== EXERCISE ==
Select every line holding the word "сети" and copy it.
SUPPLIED INFORMATION start
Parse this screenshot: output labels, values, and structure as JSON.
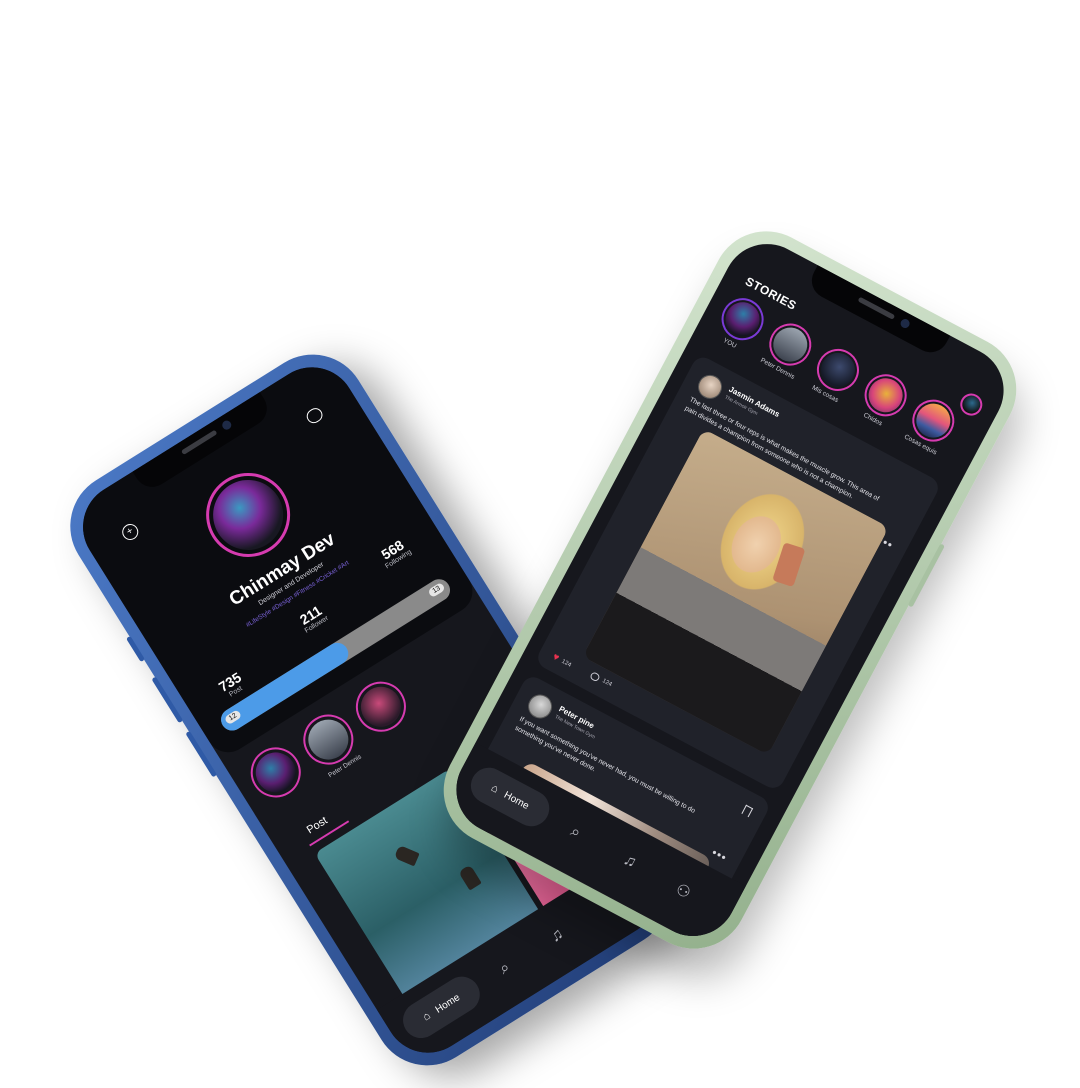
{
  "feed_app": {
    "stories_title": "STORIES",
    "stories": [
      {
        "label": "YOU"
      },
      {
        "label": "Peter Dennis"
      },
      {
        "label": "Mis cosas"
      },
      {
        "label": "Chidos"
      },
      {
        "label": "Cosas equis"
      }
    ],
    "posts": [
      {
        "author": "Jasmin Adams",
        "subtitle": "The Armoir Gym",
        "text": "The last three or four reps is what makes the muscle grow. This area of pain divides a champion from someone who is not a champion.",
        "likes": "124",
        "comments": "124"
      },
      {
        "author": "Peter pine",
        "subtitle": "The New Town Gym",
        "text": "If you want something you've never had, you must be willing to do something you've never done."
      }
    ],
    "nav": {
      "home_label": "Home"
    }
  },
  "profile_app": {
    "name": "Chinmay Dev",
    "role": "Designer and Developer",
    "tags": "#LifeStyle #Design #Fitness #Cricket #Art",
    "stats": [
      {
        "value": "735",
        "label": "Post"
      },
      {
        "value": "211",
        "label": "Follower"
      },
      {
        "value": "568",
        "label": "Following"
      }
    ],
    "level": {
      "current": "12",
      "next": "13",
      "progress": 0.55
    },
    "stories": [
      {
        "label": ""
      },
      {
        "label": "Peter Dennis"
      },
      {
        "label": ""
      }
    ],
    "tabs": [
      "Post"
    ],
    "nav": {
      "home_label": "Home"
    }
  },
  "colors": {
    "accent_pink": "#d63bb0",
    "accent_blue": "#4c9be8",
    "screen_bg": "#16171d",
    "card_bg": "#20222a"
  }
}
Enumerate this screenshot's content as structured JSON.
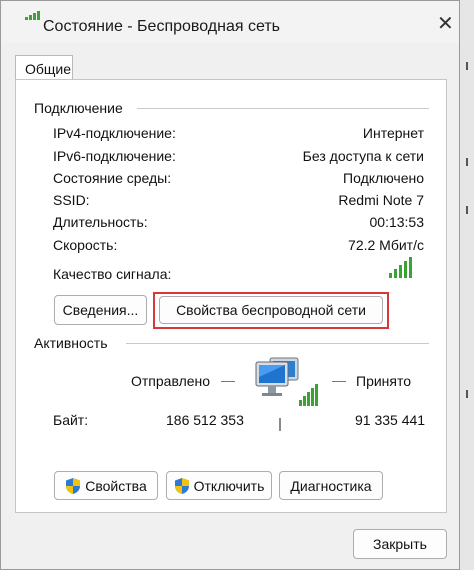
{
  "window": {
    "title": "Состояние - Беспроводная сеть",
    "close_glyph": "✕"
  },
  "tabs": [
    {
      "label": "Общие",
      "selected": true
    }
  ],
  "connection": {
    "heading": "Подключение",
    "rows": [
      {
        "label": "IPv4-подключение:",
        "value": "Интернет"
      },
      {
        "label": "IPv6-подключение:",
        "value": "Без доступа к сети"
      },
      {
        "label": "Состояние среды:",
        "value": "Подключено"
      },
      {
        "label": "SSID:",
        "value": "Redmi Note 7"
      },
      {
        "label": "Длительность:",
        "value": "00:13:53"
      },
      {
        "label": "Скорость:",
        "value": "72.2 Мбит/с"
      }
    ],
    "signal_label": "Качество сигнала:",
    "signal_bars": 5,
    "details_button": "Сведения...",
    "wireless_props_button": "Свойства беспроводной сети"
  },
  "activity": {
    "heading": "Активность",
    "sent_label": "Отправлено",
    "received_label": "Принято",
    "bytes_label": "Байт:",
    "sent_bytes": "186 512 353",
    "received_bytes": "91 335 441"
  },
  "actions": {
    "properties_button": "Свойства",
    "disable_button": "Отключить",
    "diagnose_button": "Диагностика"
  },
  "footer": {
    "close_button": "Закрыть"
  },
  "colors": {
    "signal": "#3aa335",
    "highlight": "#d5383a",
    "monitor": "#2a7fd4"
  },
  "icons": [
    "wireless-signal-icon",
    "network-computers-icon",
    "shield-icon",
    "close-icon"
  ]
}
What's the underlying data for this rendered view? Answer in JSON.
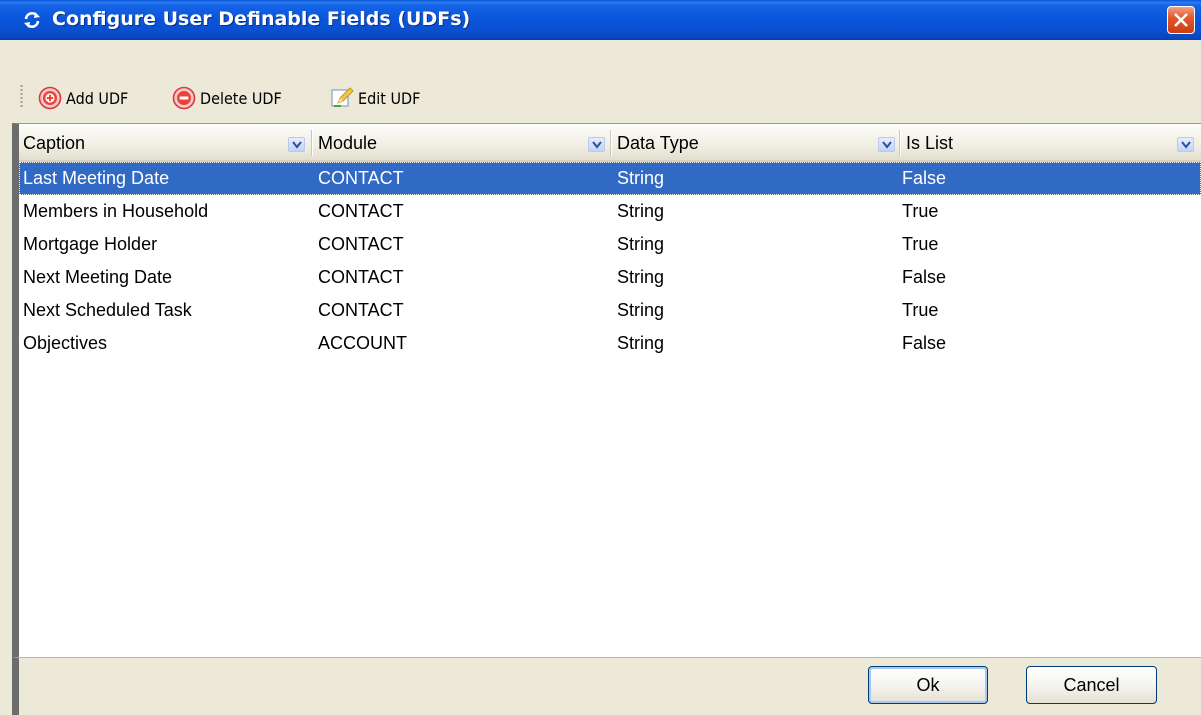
SUPPLIED INFORMATION end
== EXERCISE OUTPUT ==
        "value": "Без доступа к сети"
    "wireless_props_button": "Свойства беспроводной сети"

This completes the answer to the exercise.